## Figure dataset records
--- Start ---

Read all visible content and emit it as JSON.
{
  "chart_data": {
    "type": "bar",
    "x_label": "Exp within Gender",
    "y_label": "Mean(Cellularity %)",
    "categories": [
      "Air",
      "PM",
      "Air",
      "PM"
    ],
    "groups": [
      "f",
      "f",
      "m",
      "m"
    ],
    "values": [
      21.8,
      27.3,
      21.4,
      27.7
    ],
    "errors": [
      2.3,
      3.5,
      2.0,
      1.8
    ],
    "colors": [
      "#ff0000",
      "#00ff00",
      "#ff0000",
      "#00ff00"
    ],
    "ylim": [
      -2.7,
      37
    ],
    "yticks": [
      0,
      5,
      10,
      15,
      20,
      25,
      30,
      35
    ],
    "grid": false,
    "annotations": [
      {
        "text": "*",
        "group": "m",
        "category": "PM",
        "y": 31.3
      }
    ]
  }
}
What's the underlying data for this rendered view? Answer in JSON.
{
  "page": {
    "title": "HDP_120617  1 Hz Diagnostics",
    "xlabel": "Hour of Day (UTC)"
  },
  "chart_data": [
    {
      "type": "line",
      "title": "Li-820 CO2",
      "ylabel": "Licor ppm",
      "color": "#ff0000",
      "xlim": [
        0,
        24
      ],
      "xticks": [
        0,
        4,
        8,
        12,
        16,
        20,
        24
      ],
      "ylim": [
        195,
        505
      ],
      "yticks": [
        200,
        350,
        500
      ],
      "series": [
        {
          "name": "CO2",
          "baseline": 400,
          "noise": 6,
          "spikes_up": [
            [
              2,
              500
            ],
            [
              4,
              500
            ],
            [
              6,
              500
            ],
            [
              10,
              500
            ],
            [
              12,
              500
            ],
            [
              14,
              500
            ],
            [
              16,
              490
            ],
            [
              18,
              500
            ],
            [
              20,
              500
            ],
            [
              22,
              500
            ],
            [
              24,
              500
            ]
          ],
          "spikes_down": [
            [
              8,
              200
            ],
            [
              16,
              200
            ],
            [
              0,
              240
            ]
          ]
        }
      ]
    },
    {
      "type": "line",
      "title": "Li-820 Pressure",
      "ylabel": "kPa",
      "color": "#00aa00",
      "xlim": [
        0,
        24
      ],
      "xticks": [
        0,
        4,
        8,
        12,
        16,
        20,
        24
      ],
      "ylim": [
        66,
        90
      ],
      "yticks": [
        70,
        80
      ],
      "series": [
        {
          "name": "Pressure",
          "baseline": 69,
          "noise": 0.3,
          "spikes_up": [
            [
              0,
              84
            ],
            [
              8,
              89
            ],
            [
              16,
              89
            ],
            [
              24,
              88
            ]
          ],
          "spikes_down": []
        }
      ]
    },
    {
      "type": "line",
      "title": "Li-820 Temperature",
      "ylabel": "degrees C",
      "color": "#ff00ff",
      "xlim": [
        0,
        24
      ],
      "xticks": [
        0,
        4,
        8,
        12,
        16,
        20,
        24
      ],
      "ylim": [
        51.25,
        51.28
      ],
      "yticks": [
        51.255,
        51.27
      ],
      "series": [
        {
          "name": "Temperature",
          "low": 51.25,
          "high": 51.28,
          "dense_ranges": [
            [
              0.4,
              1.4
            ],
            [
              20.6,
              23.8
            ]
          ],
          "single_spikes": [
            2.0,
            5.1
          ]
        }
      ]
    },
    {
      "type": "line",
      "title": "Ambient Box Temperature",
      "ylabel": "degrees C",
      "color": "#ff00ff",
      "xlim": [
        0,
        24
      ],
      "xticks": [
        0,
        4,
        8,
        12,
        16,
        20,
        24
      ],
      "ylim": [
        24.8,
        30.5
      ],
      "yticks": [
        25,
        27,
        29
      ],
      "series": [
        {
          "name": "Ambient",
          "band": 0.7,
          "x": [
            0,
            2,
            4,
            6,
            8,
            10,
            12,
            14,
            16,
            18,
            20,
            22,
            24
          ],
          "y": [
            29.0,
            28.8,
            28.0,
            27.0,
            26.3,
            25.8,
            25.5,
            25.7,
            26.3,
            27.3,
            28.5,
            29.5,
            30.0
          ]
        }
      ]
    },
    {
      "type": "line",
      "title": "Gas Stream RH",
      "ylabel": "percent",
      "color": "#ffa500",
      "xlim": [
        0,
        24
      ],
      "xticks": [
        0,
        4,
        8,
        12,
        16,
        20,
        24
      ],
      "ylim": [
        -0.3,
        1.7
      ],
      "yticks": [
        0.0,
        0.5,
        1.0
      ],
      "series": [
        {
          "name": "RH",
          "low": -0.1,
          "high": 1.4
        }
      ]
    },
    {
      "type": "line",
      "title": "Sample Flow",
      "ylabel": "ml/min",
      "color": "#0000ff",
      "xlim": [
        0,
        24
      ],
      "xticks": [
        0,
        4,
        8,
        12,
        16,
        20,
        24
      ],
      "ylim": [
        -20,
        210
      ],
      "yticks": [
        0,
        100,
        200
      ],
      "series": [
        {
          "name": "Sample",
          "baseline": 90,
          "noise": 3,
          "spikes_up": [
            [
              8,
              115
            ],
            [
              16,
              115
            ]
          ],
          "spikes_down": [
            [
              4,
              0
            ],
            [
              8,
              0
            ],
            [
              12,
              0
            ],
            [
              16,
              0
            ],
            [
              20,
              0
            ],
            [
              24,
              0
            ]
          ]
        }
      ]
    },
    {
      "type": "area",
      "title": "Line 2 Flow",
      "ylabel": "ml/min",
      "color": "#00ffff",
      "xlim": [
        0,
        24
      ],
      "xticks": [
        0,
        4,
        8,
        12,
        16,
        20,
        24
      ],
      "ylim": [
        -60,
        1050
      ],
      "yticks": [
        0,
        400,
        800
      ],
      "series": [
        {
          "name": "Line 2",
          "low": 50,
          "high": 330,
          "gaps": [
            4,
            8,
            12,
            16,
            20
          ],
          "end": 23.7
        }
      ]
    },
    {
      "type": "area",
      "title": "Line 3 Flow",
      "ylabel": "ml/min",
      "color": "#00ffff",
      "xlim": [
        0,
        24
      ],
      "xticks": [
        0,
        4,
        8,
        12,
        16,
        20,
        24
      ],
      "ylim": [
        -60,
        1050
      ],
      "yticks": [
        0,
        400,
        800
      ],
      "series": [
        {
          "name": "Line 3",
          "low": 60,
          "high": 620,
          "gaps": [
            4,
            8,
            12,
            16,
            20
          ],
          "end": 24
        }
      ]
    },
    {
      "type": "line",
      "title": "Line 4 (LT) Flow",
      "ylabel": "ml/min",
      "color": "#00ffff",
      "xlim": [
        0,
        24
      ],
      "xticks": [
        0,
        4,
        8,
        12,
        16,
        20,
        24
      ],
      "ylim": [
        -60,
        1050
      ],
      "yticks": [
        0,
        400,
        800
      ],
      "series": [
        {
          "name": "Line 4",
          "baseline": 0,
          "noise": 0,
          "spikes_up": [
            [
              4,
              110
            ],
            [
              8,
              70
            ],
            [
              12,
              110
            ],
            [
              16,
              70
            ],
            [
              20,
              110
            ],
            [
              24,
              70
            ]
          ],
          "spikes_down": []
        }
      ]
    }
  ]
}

--- End ---
--- Start ---

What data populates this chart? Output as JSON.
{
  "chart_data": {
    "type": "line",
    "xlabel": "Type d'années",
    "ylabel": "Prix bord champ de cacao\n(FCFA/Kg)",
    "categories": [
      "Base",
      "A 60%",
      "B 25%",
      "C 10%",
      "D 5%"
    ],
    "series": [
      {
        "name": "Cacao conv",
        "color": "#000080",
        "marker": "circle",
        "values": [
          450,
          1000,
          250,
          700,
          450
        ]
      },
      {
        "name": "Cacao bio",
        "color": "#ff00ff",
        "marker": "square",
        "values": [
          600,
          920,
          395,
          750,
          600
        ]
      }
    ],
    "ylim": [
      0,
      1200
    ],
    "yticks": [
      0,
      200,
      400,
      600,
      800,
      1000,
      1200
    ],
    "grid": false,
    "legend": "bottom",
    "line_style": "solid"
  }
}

--- End ---
--- Start ---

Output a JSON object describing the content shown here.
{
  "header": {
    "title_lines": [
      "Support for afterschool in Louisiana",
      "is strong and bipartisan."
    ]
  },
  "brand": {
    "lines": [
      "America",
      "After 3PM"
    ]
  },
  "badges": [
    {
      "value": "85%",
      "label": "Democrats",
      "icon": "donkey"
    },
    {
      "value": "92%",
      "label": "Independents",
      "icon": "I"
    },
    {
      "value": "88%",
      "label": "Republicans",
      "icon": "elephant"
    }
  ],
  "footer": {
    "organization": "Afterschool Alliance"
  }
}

--- End ---

## TASK DETAILS
Track down every line with the word "baseline" and copy it.

## SOLUTION TO THIS PROBLEM
          "baseline": 400,
          "baseline": 69,
          "baseline": 90,
          "baseline": 0,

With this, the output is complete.